* _Directions_
Count how many lines contain the word "RADEX". Please give only the number.

* _Records for processing_

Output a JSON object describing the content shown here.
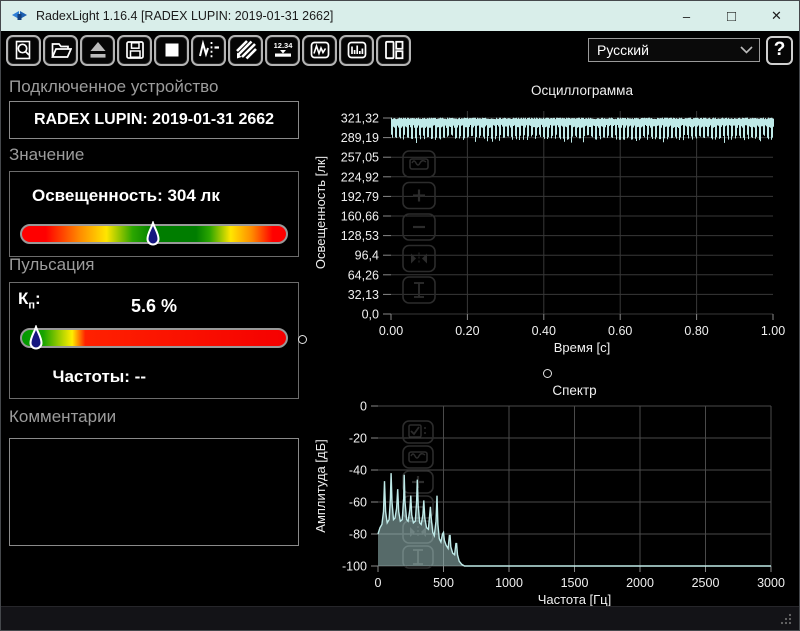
{
  "window": {
    "title": "RadexLight 1.16.4 [RADEX LUPIN: 2019-01-31 2662]",
    "controls": {
      "minimize": "–",
      "maximize": "□",
      "close": "✕"
    }
  },
  "toolbar": {
    "button_icons": [
      "device-search-icon",
      "open-file-icon",
      "eject-device-icon",
      "save-icon",
      "stop-icon",
      "measurement-cursor-icon",
      "pulsation-hatch-icon",
      "digital-display-icon",
      "oscillogram-view-icon",
      "spectrum-view-icon",
      "layout-panels-icon"
    ],
    "digital_label": "12.34",
    "language_select": {
      "value": "Русский"
    },
    "help_label": "?"
  },
  "left_panel": {
    "device_section": {
      "label": "Подключенное устройство",
      "device_name": "RADEX LUPIN: 2019-01-31 2662"
    },
    "value_section": {
      "label": "Значение",
      "reading": "Освещенность: 304 лк",
      "marker_position_pct": 49
    },
    "pulsation_section": {
      "label": "Пульсация",
      "kp_k": "К",
      "kp_sub": "п",
      "kp_colon": ":",
      "kp_value": "5.6 %",
      "marker_position_pct": 4.4,
      "frequencies": "Частоты: --"
    },
    "comments_section": {
      "label": "Комментарии",
      "text": ""
    }
  },
  "chart_buttons": [
    "autoscale-checkbox",
    "zoom-region",
    "zoom-in",
    "zoom-out",
    "fit-horizontal",
    "fit-vertical"
  ],
  "chart_data": [
    {
      "id": "oscillogram",
      "type": "line",
      "title": "Осциллограмма",
      "xlabel": "Время [с]",
      "ylabel": "Освещенность [лк]",
      "xlim": [
        0,
        1
      ],
      "ylim": [
        0,
        333
      ],
      "x_tick_values": [
        0,
        0.2,
        0.4,
        0.6,
        0.8,
        1.0
      ],
      "x_tick_labels": [
        "0.00",
        "0.20",
        "0.40",
        "0.60",
        "0.80",
        "1.00"
      ],
      "y_tick_values": [
        321.32,
        289.19,
        257.05,
        224.92,
        192.79,
        160.66,
        128.53,
        96.4,
        64.26,
        32.13,
        0
      ],
      "y_tick_labels": [
        "321,32",
        "289,19",
        "257,05",
        "224,92",
        "192,79",
        "160,66",
        "128,53",
        "96,4",
        "64,26",
        "32,13",
        "0,0"
      ],
      "grid": true,
      "legend": "none",
      "line_color": "#bfeae8",
      "signal": {
        "description": "dense 100 Hz rectified ripple of illuminance over 1 s",
        "top_lx": 322,
        "comb_top_lx": 305,
        "comb_bottom_lx": 285,
        "cycles_per_second": 100
      },
      "overlay_buttons": [
        "zoom-region",
        "zoom-in",
        "zoom-out",
        "fit-horizontal",
        "fit-vertical"
      ]
    },
    {
      "id": "spectrum",
      "type": "area",
      "title": "Спектр",
      "xlabel": "Частота [Гц]",
      "ylabel": "Амплитуда [дБ]",
      "xlim": [
        0,
        3000
      ],
      "ylim": [
        -100,
        0
      ],
      "x_tick_values": [
        0,
        500,
        1000,
        1500,
        2000,
        2500,
        3000
      ],
      "x_tick_labels": [
        "0",
        "500",
        "1000",
        "1500",
        "2000",
        "2500",
        "3000"
      ],
      "y_tick_values": [
        0,
        -20,
        -40,
        -60,
        -80,
        -100
      ],
      "y_tick_labels": [
        "0",
        "-20",
        "-40",
        "-60",
        "-80",
        "-100"
      ],
      "grid": true,
      "legend": "none",
      "line_color": "#bfeae8",
      "fill_color": "rgba(191,234,232,0.45)",
      "points": {
        "freq": [
          0,
          15,
          30,
          42,
          50,
          58,
          70,
          85,
          95,
          100,
          107,
          118,
          130,
          142,
          150,
          158,
          170,
          185,
          196,
          200,
          206,
          218,
          230,
          243,
          250,
          257,
          270,
          285,
          295,
          300,
          307,
          318,
          330,
          343,
          350,
          357,
          370,
          385,
          395,
          400,
          406,
          418,
          430,
          443,
          450,
          457,
          468,
          480,
          492,
          500,
          507,
          520,
          535,
          545,
          550,
          556,
          570,
          585,
          595,
          600,
          607,
          620,
          640,
          660,
          700,
          3000
        ],
        "db": [
          -80,
          -76,
          -74,
          -66,
          -47,
          -66,
          -73,
          -71,
          -58,
          -42,
          -60,
          -71,
          -70,
          -64,
          -52,
          -66,
          -72,
          -71,
          -58,
          -43,
          -60,
          -71,
          -72,
          -65,
          -56,
          -68,
          -73,
          -72,
          -60,
          -46,
          -62,
          -73,
          -74,
          -68,
          -59,
          -70,
          -76,
          -77,
          -68,
          -63,
          -70,
          -79,
          -81,
          -72,
          -56,
          -74,
          -83,
          -85,
          -80,
          -79,
          -84,
          -87,
          -89,
          -81,
          -81,
          -88,
          -92,
          -93,
          -86,
          -86,
          -93,
          -97,
          -99,
          -100,
          -100,
          -100
        ]
      },
      "overlay_buttons": [
        "autoscale-checkbox",
        "zoom-region",
        "zoom-in",
        "zoom-out",
        "fit-horizontal",
        "fit-vertical"
      ]
    }
  ]
}
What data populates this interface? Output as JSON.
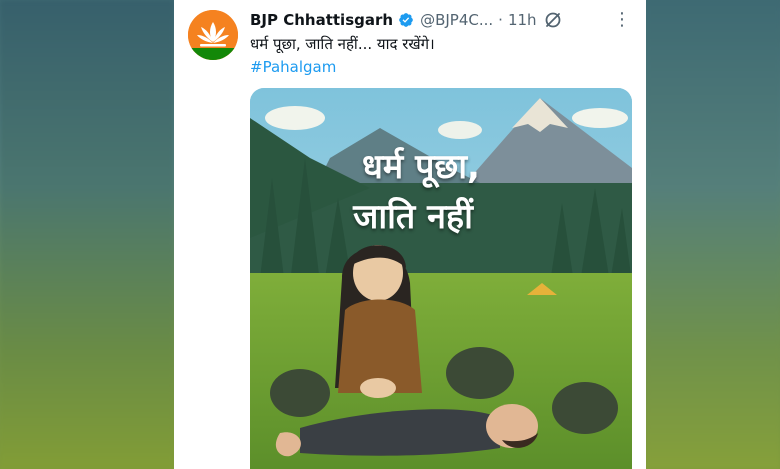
{
  "post": {
    "author_name": "BJP Chhattisgarh",
    "handle": "@BJP4C...",
    "separator": "·",
    "time": "11h",
    "text": "धर्म पूछा, जाति नहीं... याद रखेंगे।",
    "hashtag": "#Pahalgam",
    "more_glyph": "⋮"
  },
  "media": {
    "caption_line1": "धर्म पूछा,",
    "caption_line2": "जाति नहीं"
  },
  "colors": {
    "verified": "#1d9bf0",
    "hashtag": "#1d9bf0",
    "avatar_bg": "#f58220"
  },
  "icons": {
    "verified": "verified-badge-icon",
    "grok": "grok-icon",
    "more": "more-icon"
  }
}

* _Result of this exercise_
2